## Begin
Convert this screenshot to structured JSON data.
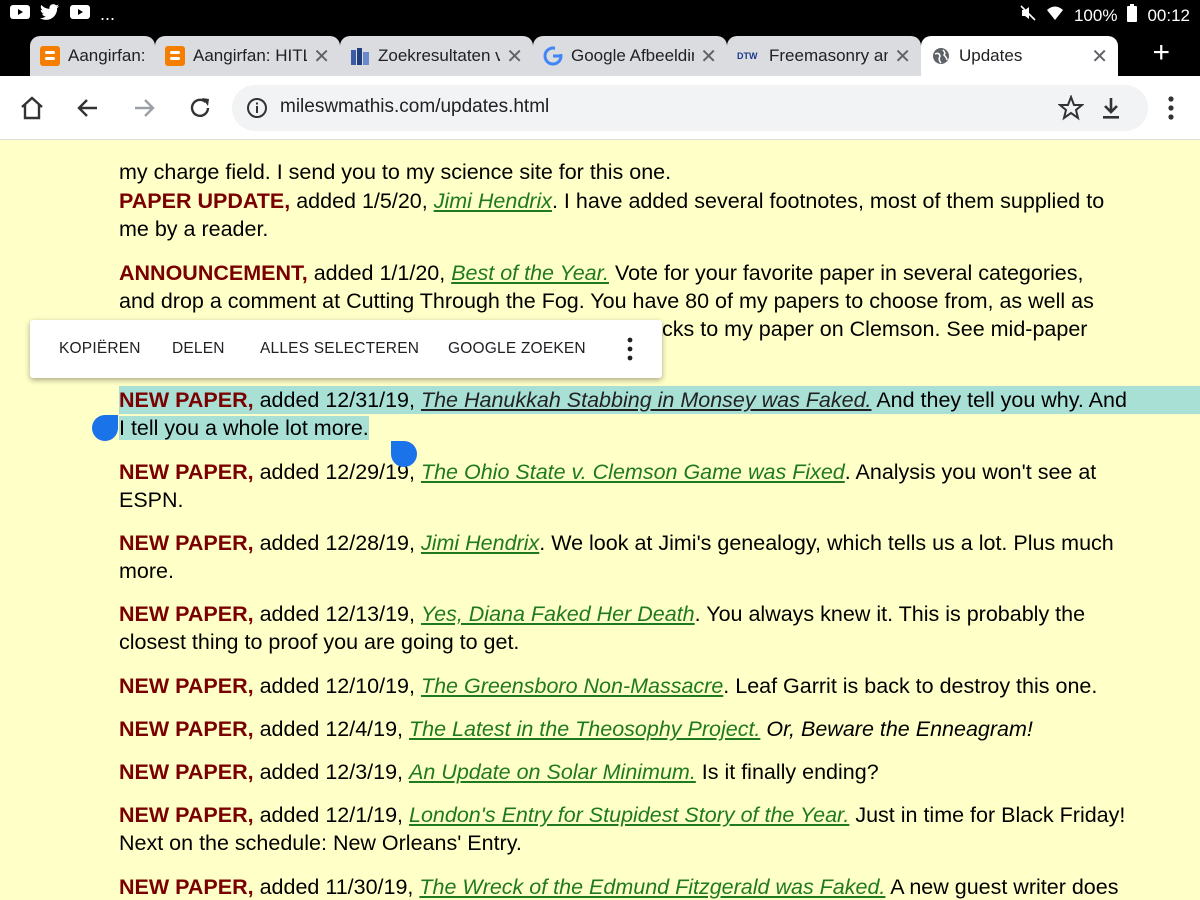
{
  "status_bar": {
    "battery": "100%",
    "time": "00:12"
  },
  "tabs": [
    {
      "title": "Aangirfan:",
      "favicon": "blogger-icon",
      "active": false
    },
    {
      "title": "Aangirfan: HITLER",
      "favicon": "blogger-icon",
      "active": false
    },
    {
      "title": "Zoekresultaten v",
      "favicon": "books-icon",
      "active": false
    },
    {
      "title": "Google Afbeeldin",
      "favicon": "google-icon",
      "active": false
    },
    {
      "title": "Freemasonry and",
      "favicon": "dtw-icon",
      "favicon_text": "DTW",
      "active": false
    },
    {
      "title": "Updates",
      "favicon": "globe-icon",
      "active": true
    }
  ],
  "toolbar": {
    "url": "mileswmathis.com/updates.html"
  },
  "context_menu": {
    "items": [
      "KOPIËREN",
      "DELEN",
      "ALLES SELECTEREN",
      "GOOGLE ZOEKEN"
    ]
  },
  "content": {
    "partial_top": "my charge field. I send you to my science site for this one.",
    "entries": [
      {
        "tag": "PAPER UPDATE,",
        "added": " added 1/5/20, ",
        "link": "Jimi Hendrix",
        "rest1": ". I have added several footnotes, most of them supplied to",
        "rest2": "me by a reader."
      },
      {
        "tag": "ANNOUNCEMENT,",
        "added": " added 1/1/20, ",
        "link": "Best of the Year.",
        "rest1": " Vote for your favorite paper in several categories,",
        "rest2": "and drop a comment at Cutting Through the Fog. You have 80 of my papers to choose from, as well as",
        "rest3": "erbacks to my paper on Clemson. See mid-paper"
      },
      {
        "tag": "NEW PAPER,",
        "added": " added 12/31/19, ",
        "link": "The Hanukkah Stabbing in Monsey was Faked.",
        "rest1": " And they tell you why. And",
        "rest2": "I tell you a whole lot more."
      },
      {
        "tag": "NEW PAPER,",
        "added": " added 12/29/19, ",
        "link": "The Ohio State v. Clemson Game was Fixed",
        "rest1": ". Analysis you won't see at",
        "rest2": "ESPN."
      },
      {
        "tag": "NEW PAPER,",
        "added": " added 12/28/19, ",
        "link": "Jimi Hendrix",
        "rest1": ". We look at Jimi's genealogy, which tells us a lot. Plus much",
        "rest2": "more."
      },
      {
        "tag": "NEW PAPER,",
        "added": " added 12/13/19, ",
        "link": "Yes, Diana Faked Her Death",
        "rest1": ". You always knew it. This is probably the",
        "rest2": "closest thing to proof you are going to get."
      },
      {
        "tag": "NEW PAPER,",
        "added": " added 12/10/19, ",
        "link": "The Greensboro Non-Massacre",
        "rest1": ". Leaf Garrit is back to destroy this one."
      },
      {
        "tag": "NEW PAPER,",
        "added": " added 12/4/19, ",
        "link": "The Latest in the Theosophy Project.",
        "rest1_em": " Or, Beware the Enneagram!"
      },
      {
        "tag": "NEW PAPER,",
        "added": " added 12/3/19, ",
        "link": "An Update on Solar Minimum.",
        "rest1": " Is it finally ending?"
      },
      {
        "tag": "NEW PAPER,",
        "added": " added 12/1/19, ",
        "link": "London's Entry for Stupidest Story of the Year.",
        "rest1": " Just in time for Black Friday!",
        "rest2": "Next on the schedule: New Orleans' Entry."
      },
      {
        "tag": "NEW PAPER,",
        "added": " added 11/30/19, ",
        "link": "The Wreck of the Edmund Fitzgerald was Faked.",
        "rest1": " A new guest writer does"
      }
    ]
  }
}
## End
## Begin
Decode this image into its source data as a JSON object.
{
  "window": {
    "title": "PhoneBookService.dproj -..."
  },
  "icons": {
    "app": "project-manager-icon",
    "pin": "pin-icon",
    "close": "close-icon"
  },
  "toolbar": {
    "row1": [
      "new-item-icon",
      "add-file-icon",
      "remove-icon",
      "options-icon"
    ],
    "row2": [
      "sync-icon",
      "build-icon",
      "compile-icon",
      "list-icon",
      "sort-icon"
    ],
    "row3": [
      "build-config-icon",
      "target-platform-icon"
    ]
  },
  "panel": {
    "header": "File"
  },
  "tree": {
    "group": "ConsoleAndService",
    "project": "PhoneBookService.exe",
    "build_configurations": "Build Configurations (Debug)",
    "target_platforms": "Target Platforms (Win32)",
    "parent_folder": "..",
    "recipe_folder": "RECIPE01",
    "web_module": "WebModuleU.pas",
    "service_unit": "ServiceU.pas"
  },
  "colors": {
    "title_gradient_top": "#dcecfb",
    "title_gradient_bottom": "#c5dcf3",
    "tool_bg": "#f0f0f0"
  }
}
## End
Reproduce each line of the entries in which the word "Faked" is found.

        "link": "The Hanukkah Stabbing in Monsey was Faked.",
        "link": "Yes, Diana Faked Her Death",
        "link": "The Wreck of the Edmund Fitzgerald was Faked.",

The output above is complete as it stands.